▶ _Exercise goal_
All entries below need to be written out exactly, but without their pictures.

[Stored records]

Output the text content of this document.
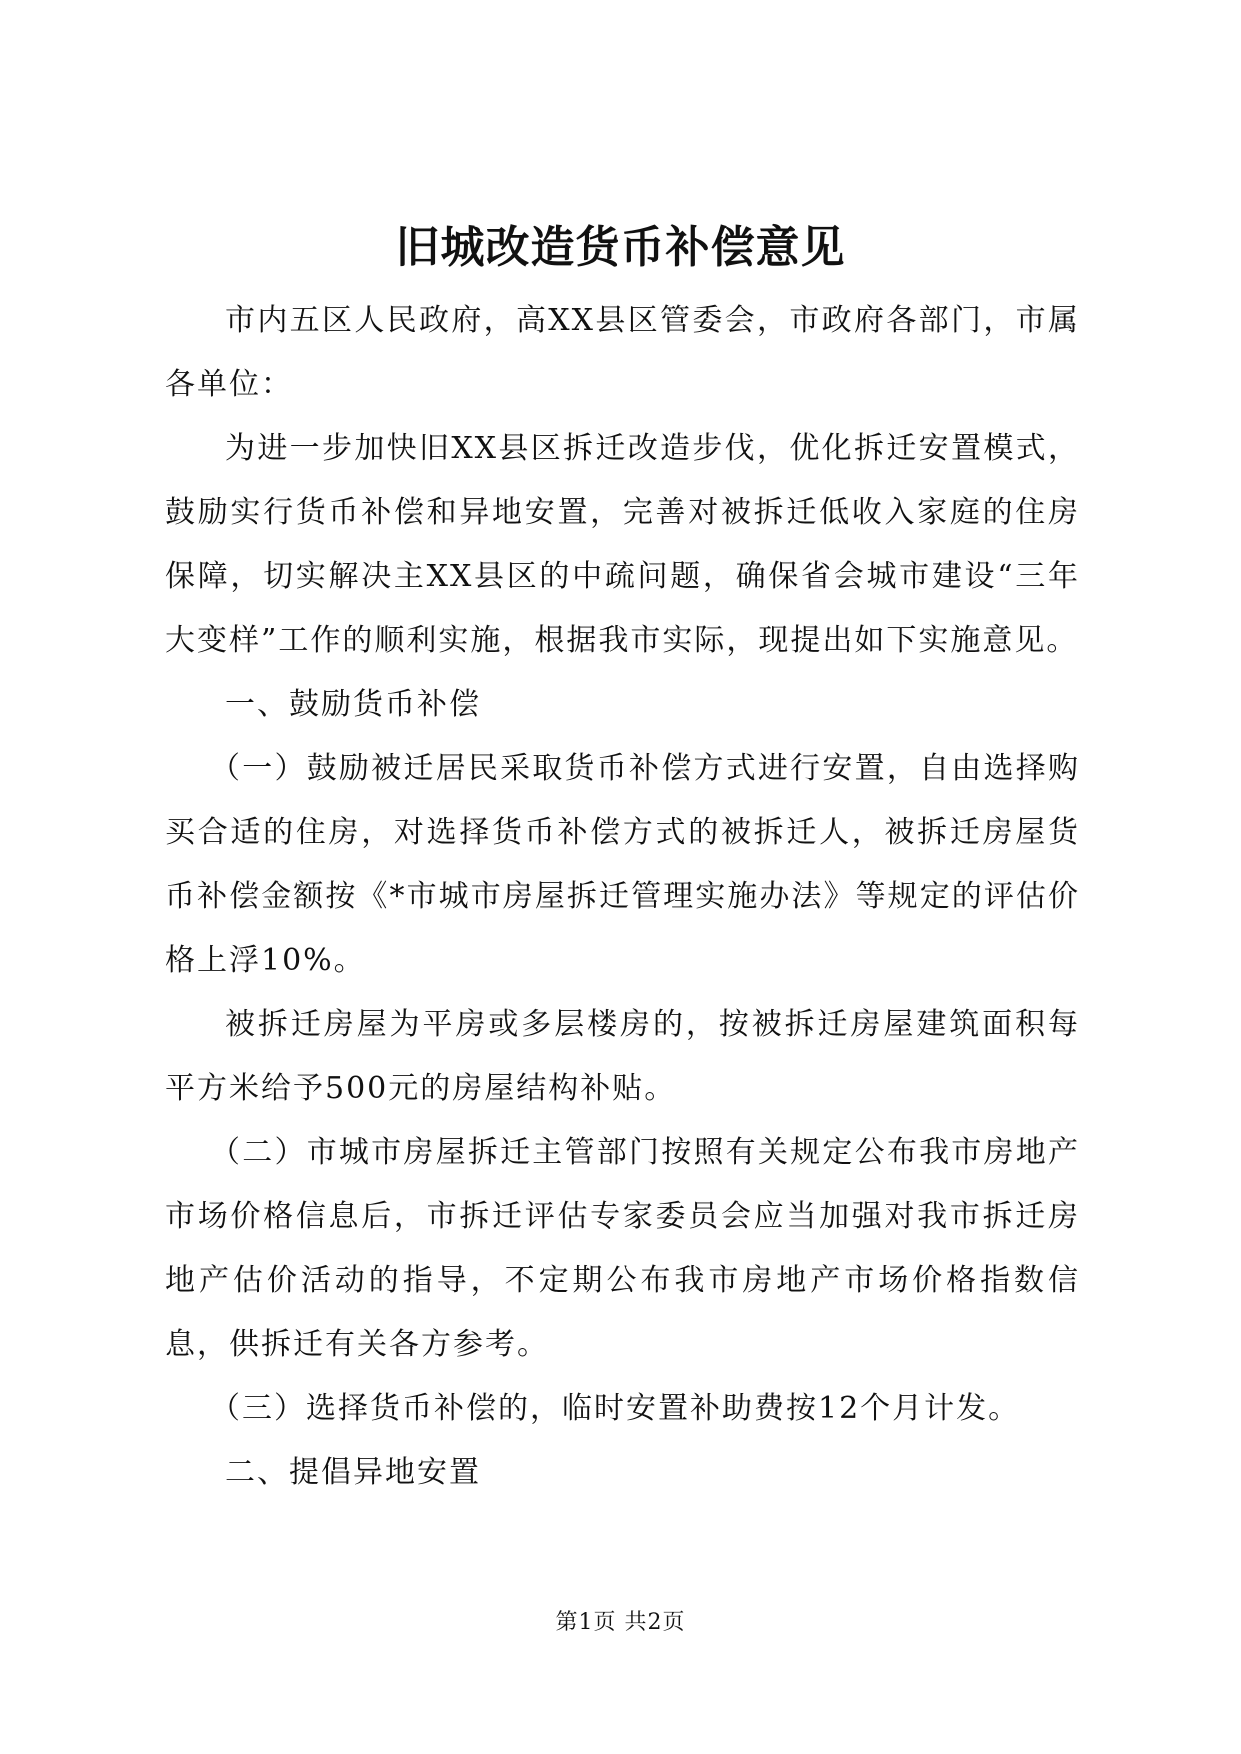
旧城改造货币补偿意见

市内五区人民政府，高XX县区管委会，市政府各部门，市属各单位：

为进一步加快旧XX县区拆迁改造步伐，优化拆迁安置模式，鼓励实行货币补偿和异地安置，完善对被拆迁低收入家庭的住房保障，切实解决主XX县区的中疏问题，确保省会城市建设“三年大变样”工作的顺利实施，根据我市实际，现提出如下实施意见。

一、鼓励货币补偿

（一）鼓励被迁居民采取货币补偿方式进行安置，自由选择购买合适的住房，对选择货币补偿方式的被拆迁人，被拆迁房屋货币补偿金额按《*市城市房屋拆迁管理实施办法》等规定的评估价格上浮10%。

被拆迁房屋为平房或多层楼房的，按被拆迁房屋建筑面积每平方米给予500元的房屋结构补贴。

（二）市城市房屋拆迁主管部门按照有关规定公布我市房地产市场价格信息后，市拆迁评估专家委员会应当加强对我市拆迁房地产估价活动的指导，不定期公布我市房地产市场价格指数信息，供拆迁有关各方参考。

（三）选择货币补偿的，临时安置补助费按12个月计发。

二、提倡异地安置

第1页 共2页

▶ _Exercise answer_
Output the text content of this document.
旧城改造货币补偿意见

市内五区人民政府，高XX县区管委会，市政府各部门，市属各单位：

为进一步加快旧XX县区拆迁改造步伐，优化拆迁安置模式，鼓励实行货币补偿和异地安置，完善对被拆迁低收入家庭的住房保障，切实解决主XX县区的中疏问题，确保省会城市建设“三年大变样”工作的顺利实施，根据我市实际，现提出如下实施意见。

一、鼓励货币补偿

（一）鼓励被迁居民采取货币补偿方式进行安置，自由选择购买合适的住房，对选择货币补偿方式的被拆迁人，被拆迁房屋货币补偿金额按《*市城市房屋拆迁管理实施办法》等规定的评估价格上浮10%。

被拆迁房屋为平房或多层楼房的，按被拆迁房屋建筑面积每平方米给予500元的房屋结构补贴。

（二）市城市房屋拆迁主管部门按照有关规定公布我市房地产市场价格信息后，市拆迁评估专家委员会应当加强对我市拆迁房地产估价活动的指导，不定期公布我市房地产市场价格指数信息，供拆迁有关各方参考。

（三）选择货币补偿的，临时安置补助费按12个月计发。

二、提倡异地安置

第1页 共2页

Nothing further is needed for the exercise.